Extracted material:

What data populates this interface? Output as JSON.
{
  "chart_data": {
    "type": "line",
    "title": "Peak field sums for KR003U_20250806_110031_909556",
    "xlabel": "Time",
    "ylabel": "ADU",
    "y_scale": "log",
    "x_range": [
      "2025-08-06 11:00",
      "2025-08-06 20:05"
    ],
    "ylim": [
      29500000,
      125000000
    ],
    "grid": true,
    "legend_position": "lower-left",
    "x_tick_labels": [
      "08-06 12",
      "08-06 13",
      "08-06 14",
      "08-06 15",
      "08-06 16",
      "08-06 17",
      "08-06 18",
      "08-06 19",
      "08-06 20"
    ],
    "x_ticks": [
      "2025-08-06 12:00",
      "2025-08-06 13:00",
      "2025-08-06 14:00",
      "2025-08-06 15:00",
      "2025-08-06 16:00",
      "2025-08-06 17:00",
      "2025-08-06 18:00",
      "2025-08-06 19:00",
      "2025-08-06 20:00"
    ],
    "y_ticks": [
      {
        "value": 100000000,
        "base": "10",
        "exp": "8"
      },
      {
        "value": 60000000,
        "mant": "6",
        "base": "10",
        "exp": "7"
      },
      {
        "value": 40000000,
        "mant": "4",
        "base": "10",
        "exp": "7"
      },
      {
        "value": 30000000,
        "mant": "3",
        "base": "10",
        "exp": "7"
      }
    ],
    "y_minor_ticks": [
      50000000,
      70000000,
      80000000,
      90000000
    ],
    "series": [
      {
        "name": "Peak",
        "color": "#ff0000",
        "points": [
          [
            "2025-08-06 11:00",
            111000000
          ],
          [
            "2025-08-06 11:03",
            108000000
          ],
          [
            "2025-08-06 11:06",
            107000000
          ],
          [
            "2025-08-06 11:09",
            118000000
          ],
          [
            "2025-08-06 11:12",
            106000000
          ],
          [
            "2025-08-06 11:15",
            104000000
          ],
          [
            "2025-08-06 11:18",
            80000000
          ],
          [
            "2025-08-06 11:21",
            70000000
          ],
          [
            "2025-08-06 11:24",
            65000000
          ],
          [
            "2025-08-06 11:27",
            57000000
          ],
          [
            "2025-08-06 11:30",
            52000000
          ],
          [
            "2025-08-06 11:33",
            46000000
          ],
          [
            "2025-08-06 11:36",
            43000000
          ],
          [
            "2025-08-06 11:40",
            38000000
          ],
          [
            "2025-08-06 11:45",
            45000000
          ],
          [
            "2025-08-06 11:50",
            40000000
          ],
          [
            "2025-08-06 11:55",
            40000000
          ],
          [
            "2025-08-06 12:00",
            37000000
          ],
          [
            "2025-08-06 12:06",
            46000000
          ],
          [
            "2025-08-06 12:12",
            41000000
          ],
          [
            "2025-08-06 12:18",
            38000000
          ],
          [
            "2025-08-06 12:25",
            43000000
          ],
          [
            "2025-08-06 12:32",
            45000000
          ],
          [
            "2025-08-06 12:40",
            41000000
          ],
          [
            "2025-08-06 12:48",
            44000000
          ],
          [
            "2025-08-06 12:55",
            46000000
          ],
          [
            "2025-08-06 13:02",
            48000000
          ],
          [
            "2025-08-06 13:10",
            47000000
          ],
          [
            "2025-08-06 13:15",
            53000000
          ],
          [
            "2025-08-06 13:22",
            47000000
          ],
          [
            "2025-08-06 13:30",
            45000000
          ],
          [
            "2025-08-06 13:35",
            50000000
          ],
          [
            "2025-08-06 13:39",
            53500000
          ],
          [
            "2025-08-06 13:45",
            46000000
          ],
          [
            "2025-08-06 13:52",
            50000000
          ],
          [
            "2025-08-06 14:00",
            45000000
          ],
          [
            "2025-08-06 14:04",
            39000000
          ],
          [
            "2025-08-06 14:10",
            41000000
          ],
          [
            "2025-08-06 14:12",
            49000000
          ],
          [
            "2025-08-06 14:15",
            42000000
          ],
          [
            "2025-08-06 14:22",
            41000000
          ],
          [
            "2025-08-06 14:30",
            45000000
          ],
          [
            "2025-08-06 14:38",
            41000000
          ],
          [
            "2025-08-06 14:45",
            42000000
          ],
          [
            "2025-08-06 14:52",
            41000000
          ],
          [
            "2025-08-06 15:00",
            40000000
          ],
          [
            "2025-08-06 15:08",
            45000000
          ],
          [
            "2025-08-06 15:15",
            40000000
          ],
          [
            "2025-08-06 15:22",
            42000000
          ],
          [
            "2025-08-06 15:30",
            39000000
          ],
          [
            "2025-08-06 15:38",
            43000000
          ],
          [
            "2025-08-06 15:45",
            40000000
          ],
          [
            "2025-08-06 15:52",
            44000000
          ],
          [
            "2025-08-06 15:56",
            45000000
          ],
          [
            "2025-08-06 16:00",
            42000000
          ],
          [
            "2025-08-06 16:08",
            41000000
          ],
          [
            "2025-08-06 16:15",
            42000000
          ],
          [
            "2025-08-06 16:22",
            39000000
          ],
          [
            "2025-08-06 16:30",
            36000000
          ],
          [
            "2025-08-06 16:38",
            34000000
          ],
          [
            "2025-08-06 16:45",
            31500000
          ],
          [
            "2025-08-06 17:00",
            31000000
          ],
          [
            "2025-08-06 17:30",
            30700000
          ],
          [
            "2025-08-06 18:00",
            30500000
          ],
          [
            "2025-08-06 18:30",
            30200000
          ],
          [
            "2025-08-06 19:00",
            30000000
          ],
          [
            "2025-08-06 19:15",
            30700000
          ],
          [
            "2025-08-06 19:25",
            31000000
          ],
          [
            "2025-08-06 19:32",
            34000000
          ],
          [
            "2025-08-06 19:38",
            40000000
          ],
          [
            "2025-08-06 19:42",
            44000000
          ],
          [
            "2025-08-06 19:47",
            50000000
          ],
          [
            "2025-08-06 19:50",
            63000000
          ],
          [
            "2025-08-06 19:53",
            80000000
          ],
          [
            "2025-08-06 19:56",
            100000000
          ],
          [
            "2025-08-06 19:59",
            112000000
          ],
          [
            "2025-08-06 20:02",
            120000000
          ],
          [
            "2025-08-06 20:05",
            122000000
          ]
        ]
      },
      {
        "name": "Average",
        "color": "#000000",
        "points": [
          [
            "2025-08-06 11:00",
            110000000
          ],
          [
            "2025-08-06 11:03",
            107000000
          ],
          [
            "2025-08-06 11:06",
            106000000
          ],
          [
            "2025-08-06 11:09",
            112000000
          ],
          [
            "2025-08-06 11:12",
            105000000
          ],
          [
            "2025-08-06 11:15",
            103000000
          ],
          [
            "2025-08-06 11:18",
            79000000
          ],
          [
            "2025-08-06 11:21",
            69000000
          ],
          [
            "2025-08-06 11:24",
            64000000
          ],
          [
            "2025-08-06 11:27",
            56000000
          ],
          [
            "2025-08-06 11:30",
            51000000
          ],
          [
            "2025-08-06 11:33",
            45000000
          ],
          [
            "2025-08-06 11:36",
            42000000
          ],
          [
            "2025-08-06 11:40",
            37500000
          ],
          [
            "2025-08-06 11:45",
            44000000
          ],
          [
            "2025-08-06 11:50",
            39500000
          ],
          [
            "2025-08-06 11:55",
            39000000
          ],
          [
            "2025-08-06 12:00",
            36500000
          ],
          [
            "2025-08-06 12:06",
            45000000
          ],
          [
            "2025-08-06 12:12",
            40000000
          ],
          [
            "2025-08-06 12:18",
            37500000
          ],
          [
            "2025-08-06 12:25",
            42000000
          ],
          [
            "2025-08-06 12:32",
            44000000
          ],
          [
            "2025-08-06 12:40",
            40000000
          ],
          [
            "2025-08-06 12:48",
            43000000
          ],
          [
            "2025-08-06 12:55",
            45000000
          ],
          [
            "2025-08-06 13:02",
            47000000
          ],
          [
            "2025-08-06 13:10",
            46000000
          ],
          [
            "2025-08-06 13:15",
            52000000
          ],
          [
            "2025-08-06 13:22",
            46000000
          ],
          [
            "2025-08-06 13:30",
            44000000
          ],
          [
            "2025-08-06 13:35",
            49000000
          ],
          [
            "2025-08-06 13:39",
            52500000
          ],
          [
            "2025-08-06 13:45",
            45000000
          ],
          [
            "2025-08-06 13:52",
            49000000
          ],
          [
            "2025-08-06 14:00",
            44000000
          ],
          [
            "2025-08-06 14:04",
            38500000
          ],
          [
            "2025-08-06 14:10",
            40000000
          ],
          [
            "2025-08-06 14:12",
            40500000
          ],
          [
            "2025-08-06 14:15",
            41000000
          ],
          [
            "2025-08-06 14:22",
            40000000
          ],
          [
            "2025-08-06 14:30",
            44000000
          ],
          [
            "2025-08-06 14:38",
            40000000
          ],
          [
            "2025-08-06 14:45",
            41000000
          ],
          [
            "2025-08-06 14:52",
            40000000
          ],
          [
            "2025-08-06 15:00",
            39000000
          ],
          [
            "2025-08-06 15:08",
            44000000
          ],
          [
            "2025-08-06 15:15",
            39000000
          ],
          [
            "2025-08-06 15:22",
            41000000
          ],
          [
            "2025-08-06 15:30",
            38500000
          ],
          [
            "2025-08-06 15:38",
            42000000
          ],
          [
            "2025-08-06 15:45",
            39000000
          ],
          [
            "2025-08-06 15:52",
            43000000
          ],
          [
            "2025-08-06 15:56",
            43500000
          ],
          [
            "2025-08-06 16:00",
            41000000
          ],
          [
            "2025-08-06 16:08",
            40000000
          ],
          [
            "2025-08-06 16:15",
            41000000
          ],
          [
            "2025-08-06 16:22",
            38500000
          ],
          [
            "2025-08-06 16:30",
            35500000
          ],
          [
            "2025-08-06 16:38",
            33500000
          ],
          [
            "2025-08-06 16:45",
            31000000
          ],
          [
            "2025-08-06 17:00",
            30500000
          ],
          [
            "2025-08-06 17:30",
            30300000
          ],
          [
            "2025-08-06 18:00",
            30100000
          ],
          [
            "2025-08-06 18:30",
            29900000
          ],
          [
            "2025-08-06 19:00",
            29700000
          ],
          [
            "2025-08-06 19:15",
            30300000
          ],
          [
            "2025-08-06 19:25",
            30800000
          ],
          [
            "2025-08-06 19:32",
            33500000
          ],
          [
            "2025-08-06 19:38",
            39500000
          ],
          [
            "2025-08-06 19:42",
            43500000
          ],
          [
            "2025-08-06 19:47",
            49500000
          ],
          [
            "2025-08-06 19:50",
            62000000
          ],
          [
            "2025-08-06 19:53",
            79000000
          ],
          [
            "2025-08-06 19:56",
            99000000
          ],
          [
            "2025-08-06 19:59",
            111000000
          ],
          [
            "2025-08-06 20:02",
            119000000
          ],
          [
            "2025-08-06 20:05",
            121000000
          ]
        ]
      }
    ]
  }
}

Task description: Read through the entries and copy each line in which "value" appears.

Result:
        "value": 100000000,
        "value": 60000000,
        "value": 40000000,
        "value": 30000000,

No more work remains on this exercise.